Transcribe everything in the data word for word. Pictures are left out.

**Information supplied:**
--- start ---
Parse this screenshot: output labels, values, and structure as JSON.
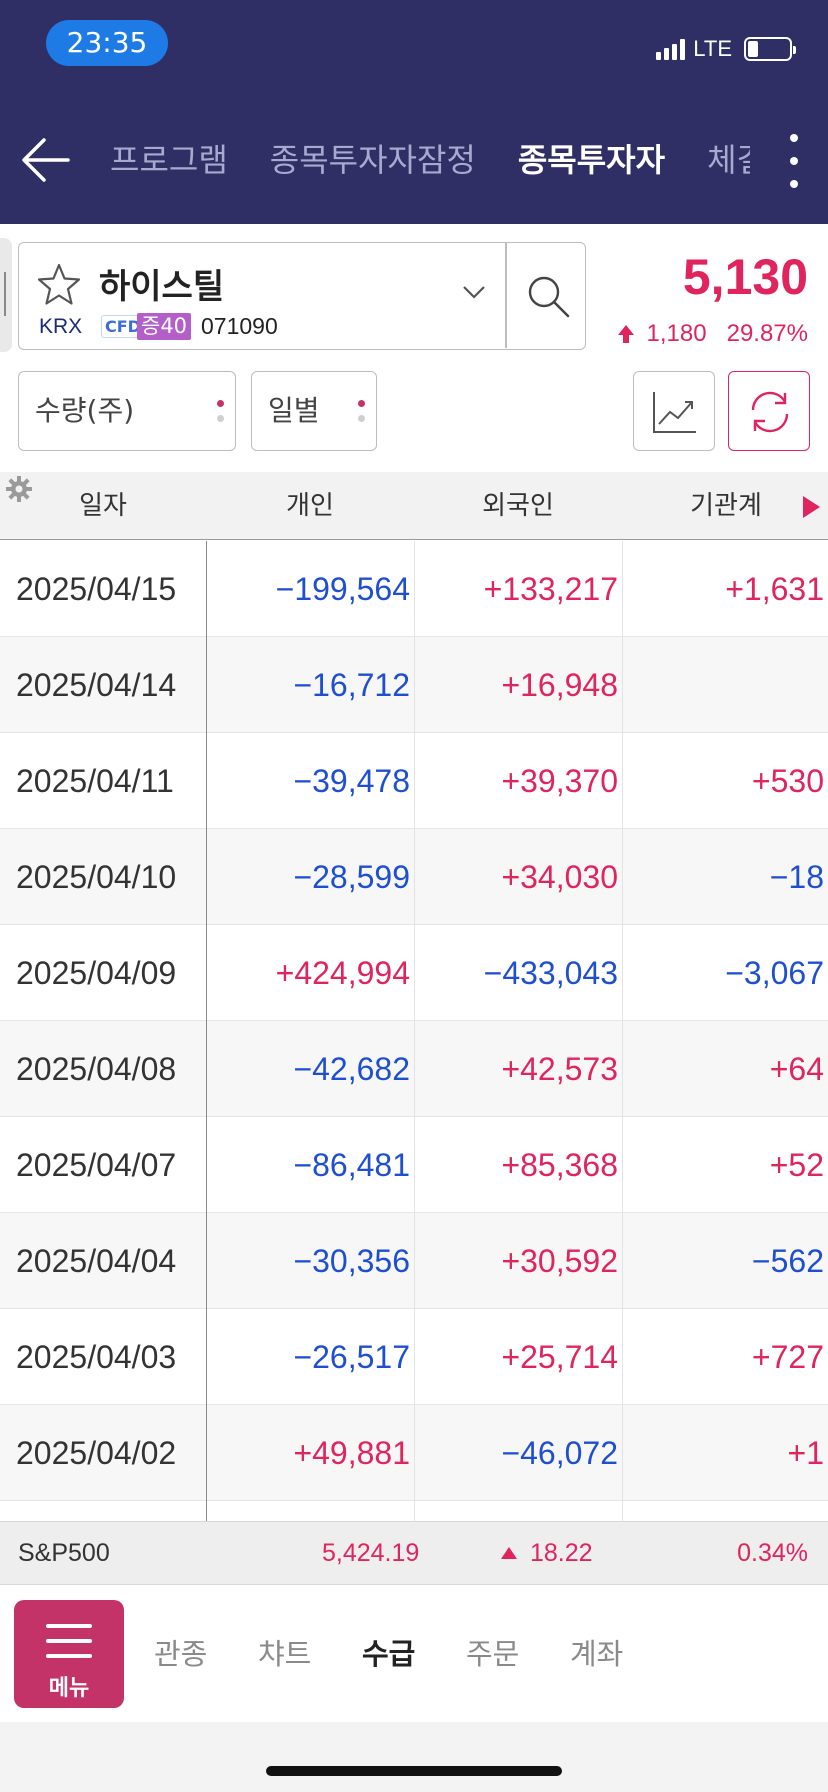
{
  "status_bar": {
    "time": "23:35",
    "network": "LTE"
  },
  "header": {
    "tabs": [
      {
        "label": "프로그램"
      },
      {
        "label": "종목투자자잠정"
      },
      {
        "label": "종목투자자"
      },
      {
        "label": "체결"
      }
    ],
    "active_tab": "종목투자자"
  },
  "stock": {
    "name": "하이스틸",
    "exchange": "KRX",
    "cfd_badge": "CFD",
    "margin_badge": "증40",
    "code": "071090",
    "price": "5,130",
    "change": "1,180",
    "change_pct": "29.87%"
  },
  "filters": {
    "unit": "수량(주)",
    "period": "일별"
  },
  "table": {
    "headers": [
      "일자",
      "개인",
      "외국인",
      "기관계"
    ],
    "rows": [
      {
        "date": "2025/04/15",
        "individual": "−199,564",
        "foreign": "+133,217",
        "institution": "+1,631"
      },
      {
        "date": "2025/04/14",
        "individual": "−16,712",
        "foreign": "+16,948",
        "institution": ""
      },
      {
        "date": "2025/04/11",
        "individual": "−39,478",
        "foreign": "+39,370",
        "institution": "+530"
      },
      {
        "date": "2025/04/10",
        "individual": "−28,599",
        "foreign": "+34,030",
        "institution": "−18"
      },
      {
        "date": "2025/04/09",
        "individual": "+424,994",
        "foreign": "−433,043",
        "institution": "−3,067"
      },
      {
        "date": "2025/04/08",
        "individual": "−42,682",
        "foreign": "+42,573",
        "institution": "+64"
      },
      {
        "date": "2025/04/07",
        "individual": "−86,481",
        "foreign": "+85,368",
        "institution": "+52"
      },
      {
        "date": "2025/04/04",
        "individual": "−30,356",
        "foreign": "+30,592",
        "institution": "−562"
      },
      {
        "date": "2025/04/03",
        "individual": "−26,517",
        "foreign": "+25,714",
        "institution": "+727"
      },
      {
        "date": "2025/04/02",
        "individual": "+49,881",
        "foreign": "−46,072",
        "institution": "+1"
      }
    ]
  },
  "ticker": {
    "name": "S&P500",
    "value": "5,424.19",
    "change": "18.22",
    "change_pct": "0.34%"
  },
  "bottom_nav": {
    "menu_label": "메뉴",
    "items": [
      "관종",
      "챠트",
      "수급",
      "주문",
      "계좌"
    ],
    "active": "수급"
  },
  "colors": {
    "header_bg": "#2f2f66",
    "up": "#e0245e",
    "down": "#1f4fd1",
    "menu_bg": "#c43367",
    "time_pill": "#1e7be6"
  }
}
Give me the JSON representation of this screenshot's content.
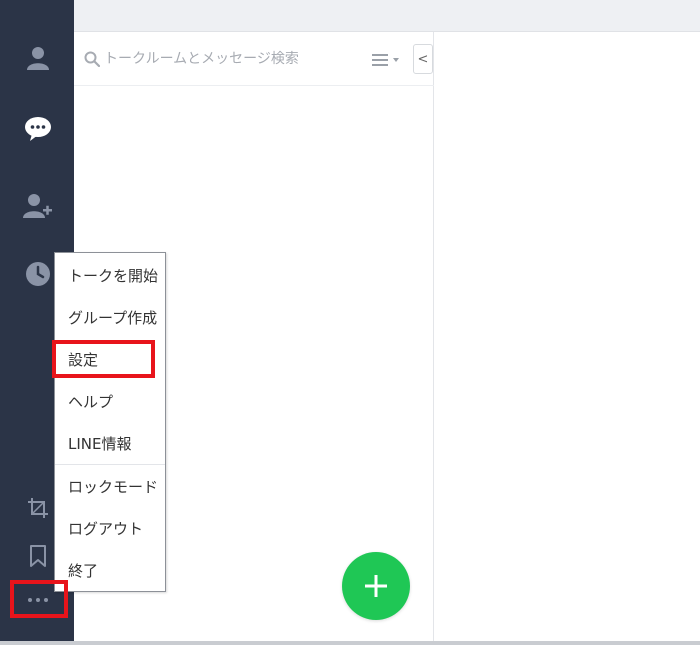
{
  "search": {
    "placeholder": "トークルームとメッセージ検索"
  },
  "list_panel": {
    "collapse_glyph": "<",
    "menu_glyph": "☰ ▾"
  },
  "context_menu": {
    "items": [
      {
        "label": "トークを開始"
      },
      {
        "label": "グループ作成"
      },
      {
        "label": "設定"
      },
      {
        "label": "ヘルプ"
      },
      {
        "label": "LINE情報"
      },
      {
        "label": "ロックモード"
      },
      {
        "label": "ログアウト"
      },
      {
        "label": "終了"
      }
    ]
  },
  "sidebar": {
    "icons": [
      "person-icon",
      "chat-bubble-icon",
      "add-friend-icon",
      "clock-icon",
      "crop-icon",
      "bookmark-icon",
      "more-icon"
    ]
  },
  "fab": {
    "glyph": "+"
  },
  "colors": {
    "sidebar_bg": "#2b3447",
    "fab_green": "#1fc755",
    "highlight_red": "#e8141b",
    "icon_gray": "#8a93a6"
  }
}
--- end ---
**Result for this exercise:**
Parse this screenshot: output labels, values, and structure as JSON.
{
  "status_bar": {
    "time": "23:35",
    "network": "LTE"
  },
  "header": {
    "tabs": [
      {
        "label": "프로그램"
      },
      {
        "label": "종목투자자잠정"
      },
      {
        "label": "종목투자자"
      },
      {
        "label": "체결"
      }
    ],
    "active_tab": "종목투자자"
  },
  "stock": {
    "name": "하이스틸",
    "exchange": "KRX",
    "cfd_badge": "CFD",
    "margin_badge": "증40",
    "code": "071090",
    "price": "5,130",
    "change": "1,180",
    "change_pct": "29.87%"
  },
  "filters": {
    "unit": "수량(주)",
    "period": "일별"
  },
  "table": {
    "headers": [
      "일자",
      "개인",
      "외국인",
      "기관계"
    ],
    "rows": [
      {
        "date": "2025/04/15",
        "individual": "−199,564",
        "foreign": "+133,217",
        "institution": "+1,631"
      },
      {
        "date": "2025/04/14",
        "individual": "−16,712",
        "foreign": "+16,948",
        "institution": ""
      },
      {
        "date": "2025/04/11",
        "individual": "−39,478",
        "foreign": "+39,370",
        "institution": "+530"
      },
      {
        "date": "2025/04/10",
        "individual": "−28,599",
        "foreign": "+34,030",
        "institution": "−18"
      },
      {
        "date": "2025/04/09",
        "individual": "+424,994",
        "foreign": "−433,043",
        "institution": "−3,067"
      },
      {
        "date": "2025/04/08",
        "individual": "−42,682",
        "foreign": "+42,573",
        "institution": "+64"
      },
      {
        "date": "2025/04/07",
        "individual": "−86,481",
        "foreign": "+85,368",
        "institution": "+52"
      },
      {
        "date": "2025/04/04",
        "individual": "−30,356",
        "foreign": "+30,592",
        "institution": "−562"
      },
      {
        "date": "2025/04/03",
        "individual": "−26,517",
        "foreign": "+25,714",
        "institution": "+727"
      },
      {
        "date": "2025/04/02",
        "individual": "+49,881",
        "foreign": "−46,072",
        "institution": "+1"
      }
    ]
  },
  "ticker": {
    "name": "S&P500",
    "value": "5,424.19",
    "change": "18.22",
    "change_pct": "0.34%"
  },
  "bottom_nav": {
    "menu_label": "메뉴",
    "items": [
      "관종",
      "챠트",
      "수급",
      "주문",
      "계좌"
    ],
    "active": "수급"
  },
  "colors": {
    "header_bg": "#2f2f66",
    "up": "#e0245e",
    "down": "#1f4fd1",
    "menu_bg": "#c43367",
    "time_pill": "#1e7be6"
  }
}
Give me the JSON representation of this screenshot's content.
{
  "search": {
    "placeholder": "トークルームとメッセージ検索"
  },
  "list_panel": {
    "collapse_glyph": "<",
    "menu_glyph": "☰ ▾"
  },
  "context_menu": {
    "items": [
      {
        "label": "トークを開始"
      },
      {
        "label": "グループ作成"
      },
      {
        "label": "設定"
      },
      {
        "label": "ヘルプ"
      },
      {
        "label": "LINE情報"
      },
      {
        "label": "ロックモード"
      },
      {
        "label": "ログアウト"
      },
      {
        "label": "終了"
      }
    ]
  },
  "sidebar": {
    "icons": [
      "person-icon",
      "chat-bubble-icon",
      "add-friend-icon",
      "clock-icon",
      "crop-icon",
      "bookmark-icon",
      "more-icon"
    ]
  },
  "fab": {
    "glyph": "+"
  },
  "colors": {
    "sidebar_bg": "#2b3447",
    "fab_green": "#1fc755",
    "highlight_red": "#e8141b",
    "icon_gray": "#8a93a6"
  }
}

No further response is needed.